AVAILABLE DATA.
● ● ●

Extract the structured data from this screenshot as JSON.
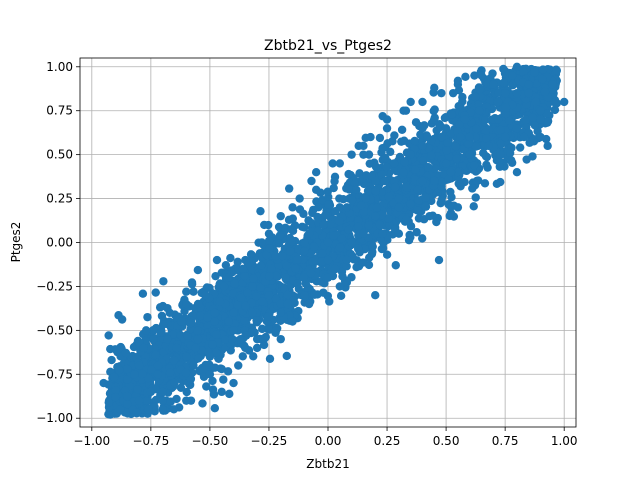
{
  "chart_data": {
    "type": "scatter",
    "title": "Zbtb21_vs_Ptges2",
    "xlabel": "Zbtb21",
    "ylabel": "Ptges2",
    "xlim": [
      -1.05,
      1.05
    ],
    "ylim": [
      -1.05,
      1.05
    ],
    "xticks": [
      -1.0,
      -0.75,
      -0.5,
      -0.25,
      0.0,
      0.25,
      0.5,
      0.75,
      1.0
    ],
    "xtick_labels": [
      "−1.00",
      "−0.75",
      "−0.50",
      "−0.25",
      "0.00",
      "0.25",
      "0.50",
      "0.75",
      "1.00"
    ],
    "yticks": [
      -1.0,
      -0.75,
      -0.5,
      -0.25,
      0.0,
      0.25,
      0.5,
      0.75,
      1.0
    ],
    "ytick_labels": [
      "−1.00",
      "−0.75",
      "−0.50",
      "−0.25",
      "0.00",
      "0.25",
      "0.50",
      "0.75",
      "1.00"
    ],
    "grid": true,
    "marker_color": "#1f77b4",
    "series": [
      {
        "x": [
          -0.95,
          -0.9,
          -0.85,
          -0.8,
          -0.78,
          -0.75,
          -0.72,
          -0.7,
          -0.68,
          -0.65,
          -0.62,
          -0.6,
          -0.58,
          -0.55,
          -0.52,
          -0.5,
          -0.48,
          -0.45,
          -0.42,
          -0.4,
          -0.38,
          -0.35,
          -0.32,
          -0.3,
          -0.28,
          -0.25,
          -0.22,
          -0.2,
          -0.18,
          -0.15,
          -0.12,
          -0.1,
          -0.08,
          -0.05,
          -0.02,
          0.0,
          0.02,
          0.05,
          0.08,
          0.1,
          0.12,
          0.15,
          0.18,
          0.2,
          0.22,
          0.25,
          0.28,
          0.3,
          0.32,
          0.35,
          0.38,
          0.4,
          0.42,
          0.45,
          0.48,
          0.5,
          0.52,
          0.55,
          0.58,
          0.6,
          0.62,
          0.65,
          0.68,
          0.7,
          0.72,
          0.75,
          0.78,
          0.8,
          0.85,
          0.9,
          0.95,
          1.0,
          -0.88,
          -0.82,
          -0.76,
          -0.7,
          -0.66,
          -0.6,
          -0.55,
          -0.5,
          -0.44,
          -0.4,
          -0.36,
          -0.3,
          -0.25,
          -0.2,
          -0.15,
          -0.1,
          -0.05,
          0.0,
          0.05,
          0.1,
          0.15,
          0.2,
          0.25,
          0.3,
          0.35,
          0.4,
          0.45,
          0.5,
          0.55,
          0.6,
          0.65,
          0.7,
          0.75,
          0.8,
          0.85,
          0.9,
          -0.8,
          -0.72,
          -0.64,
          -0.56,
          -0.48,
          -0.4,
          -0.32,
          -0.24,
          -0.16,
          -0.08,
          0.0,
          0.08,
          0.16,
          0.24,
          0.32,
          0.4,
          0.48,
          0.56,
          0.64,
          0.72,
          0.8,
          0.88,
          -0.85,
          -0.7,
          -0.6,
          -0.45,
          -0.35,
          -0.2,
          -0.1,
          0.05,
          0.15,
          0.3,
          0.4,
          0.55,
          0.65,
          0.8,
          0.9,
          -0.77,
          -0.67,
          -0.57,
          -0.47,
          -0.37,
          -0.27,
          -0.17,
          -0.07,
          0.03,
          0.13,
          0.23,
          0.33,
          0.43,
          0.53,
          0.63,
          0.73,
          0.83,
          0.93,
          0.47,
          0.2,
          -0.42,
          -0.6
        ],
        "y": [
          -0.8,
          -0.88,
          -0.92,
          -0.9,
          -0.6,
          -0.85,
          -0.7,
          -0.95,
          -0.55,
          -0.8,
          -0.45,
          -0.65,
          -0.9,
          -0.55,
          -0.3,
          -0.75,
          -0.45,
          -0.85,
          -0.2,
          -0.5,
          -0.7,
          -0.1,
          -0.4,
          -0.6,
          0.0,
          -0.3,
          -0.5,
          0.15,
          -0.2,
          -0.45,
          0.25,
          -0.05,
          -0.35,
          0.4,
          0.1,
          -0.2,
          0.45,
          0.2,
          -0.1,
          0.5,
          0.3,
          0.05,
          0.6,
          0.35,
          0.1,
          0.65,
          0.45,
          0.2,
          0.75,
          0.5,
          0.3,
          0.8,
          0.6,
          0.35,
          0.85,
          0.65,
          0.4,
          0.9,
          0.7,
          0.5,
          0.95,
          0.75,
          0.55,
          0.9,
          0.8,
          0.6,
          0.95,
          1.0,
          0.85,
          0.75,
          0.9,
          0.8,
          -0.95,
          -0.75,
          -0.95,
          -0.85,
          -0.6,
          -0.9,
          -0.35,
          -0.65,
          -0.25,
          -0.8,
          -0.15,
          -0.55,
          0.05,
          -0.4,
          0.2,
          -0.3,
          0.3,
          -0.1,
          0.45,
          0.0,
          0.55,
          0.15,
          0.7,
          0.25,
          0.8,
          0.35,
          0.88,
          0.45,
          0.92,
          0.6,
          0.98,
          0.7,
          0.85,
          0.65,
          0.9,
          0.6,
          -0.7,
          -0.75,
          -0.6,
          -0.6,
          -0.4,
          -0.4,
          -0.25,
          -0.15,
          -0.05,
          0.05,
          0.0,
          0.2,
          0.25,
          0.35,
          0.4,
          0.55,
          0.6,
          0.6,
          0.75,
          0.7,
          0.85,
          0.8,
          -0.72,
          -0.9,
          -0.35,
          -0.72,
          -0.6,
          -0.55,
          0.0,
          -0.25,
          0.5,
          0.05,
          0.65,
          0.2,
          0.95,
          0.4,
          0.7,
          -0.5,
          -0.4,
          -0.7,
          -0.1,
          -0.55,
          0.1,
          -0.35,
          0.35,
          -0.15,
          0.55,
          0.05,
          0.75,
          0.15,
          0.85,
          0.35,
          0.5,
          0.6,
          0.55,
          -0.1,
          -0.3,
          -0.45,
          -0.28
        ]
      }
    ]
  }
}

● ● ●

Copy the entries above faithfully and omit every image.

SOLUTION BELOW.
Extract the structured data from this screenshot as JSON.
{
  "chart_data": {
    "type": "scatter",
    "title": "Zbtb21_vs_Ptges2",
    "xlabel": "Zbtb21",
    "ylabel": "Ptges2",
    "xlim": [
      -1.05,
      1.05
    ],
    "ylim": [
      -1.05,
      1.05
    ],
    "xticks": [
      -1.0,
      -0.75,
      -0.5,
      -0.25,
      0.0,
      0.25,
      0.5,
      0.75,
      1.0
    ],
    "xtick_labels": [
      "−1.00",
      "−0.75",
      "−0.50",
      "−0.25",
      "0.00",
      "0.25",
      "0.50",
      "0.75",
      "1.00"
    ],
    "yticks": [
      -1.0,
      -0.75,
      -0.5,
      -0.25,
      0.0,
      0.25,
      0.5,
      0.75,
      1.0
    ],
    "ytick_labels": [
      "−1.00",
      "−0.75",
      "−0.50",
      "−0.25",
      "0.00",
      "0.25",
      "0.50",
      "0.75",
      "1.00"
    ],
    "grid": true,
    "marker_color": "#1f77b4",
    "series": [
      {
        "x": [
          -0.95,
          -0.9,
          -0.85,
          -0.8,
          -0.78,
          -0.75,
          -0.72,
          -0.7,
          -0.68,
          -0.65,
          -0.62,
          -0.6,
          -0.58,
          -0.55,
          -0.52,
          -0.5,
          -0.48,
          -0.45,
          -0.42,
          -0.4,
          -0.38,
          -0.35,
          -0.32,
          -0.3,
          -0.28,
          -0.25,
          -0.22,
          -0.2,
          -0.18,
          -0.15,
          -0.12,
          -0.1,
          -0.08,
          -0.05,
          -0.02,
          0.0,
          0.02,
          0.05,
          0.08,
          0.1,
          0.12,
          0.15,
          0.18,
          0.2,
          0.22,
          0.25,
          0.28,
          0.3,
          0.32,
          0.35,
          0.38,
          0.4,
          0.42,
          0.45,
          0.48,
          0.5,
          0.52,
          0.55,
          0.58,
          0.6,
          0.62,
          0.65,
          0.68,
          0.7,
          0.72,
          0.75,
          0.78,
          0.8,
          0.85,
          0.9,
          0.95,
          1.0,
          -0.88,
          -0.82,
          -0.76,
          -0.7,
          -0.66,
          -0.6,
          -0.55,
          -0.5,
          -0.44,
          -0.4,
          -0.36,
          -0.3,
          -0.25,
          -0.2,
          -0.15,
          -0.1,
          -0.05,
          0.0,
          0.05,
          0.1,
          0.15,
          0.2,
          0.25,
          0.3,
          0.35,
          0.4,
          0.45,
          0.5,
          0.55,
          0.6,
          0.65,
          0.7,
          0.75,
          0.8,
          0.85,
          0.9,
          -0.8,
          -0.72,
          -0.64,
          -0.56,
          -0.48,
          -0.4,
          -0.32,
          -0.24,
          -0.16,
          -0.08,
          0.0,
          0.08,
          0.16,
          0.24,
          0.32,
          0.4,
          0.48,
          0.56,
          0.64,
          0.72,
          0.8,
          0.88,
          -0.85,
          -0.7,
          -0.6,
          -0.45,
          -0.35,
          -0.2,
          -0.1,
          0.05,
          0.15,
          0.3,
          0.4,
          0.55,
          0.65,
          0.8,
          0.9,
          -0.77,
          -0.67,
          -0.57,
          -0.47,
          -0.37,
          -0.27,
          -0.17,
          -0.07,
          0.03,
          0.13,
          0.23,
          0.33,
          0.43,
          0.53,
          0.63,
          0.73,
          0.83,
          0.93,
          0.47,
          0.2,
          -0.42,
          -0.6
        ],
        "y": [
          -0.8,
          -0.88,
          -0.92,
          -0.9,
          -0.6,
          -0.85,
          -0.7,
          -0.95,
          -0.55,
          -0.8,
          -0.45,
          -0.65,
          -0.9,
          -0.55,
          -0.3,
          -0.75,
          -0.45,
          -0.85,
          -0.2,
          -0.5,
          -0.7,
          -0.1,
          -0.4,
          -0.6,
          0.0,
          -0.3,
          -0.5,
          0.15,
          -0.2,
          -0.45,
          0.25,
          -0.05,
          -0.35,
          0.4,
          0.1,
          -0.2,
          0.45,
          0.2,
          -0.1,
          0.5,
          0.3,
          0.05,
          0.6,
          0.35,
          0.1,
          0.65,
          0.45,
          0.2,
          0.75,
          0.5,
          0.3,
          0.8,
          0.6,
          0.35,
          0.85,
          0.65,
          0.4,
          0.9,
          0.7,
          0.5,
          0.95,
          0.75,
          0.55,
          0.9,
          0.8,
          0.6,
          0.95,
          1.0,
          0.85,
          0.75,
          0.9,
          0.8,
          -0.95,
          -0.75,
          -0.95,
          -0.85,
          -0.6,
          -0.9,
          -0.35,
          -0.65,
          -0.25,
          -0.8,
          -0.15,
          -0.55,
          0.05,
          -0.4,
          0.2,
          -0.3,
          0.3,
          -0.1,
          0.45,
          0.0,
          0.55,
          0.15,
          0.7,
          0.25,
          0.8,
          0.35,
          0.88,
          0.45,
          0.92,
          0.6,
          0.98,
          0.7,
          0.85,
          0.65,
          0.9,
          0.6,
          -0.7,
          -0.75,
          -0.6,
          -0.6,
          -0.4,
          -0.4,
          -0.25,
          -0.15,
          -0.05,
          0.05,
          0.0,
          0.2,
          0.25,
          0.35,
          0.4,
          0.55,
          0.6,
          0.6,
          0.75,
          0.7,
          0.85,
          0.8,
          -0.72,
          -0.9,
          -0.35,
          -0.72,
          -0.6,
          -0.55,
          0.0,
          -0.25,
          0.5,
          0.05,
          0.65,
          0.2,
          0.95,
          0.4,
          0.7,
          -0.5,
          -0.4,
          -0.7,
          -0.1,
          -0.55,
          0.1,
          -0.35,
          0.35,
          -0.15,
          0.55,
          0.05,
          0.75,
          0.15,
          0.85,
          0.35,
          0.5,
          0.6,
          0.55,
          -0.1,
          -0.3,
          -0.45,
          -0.28
        ]
      }
    ]
  }
}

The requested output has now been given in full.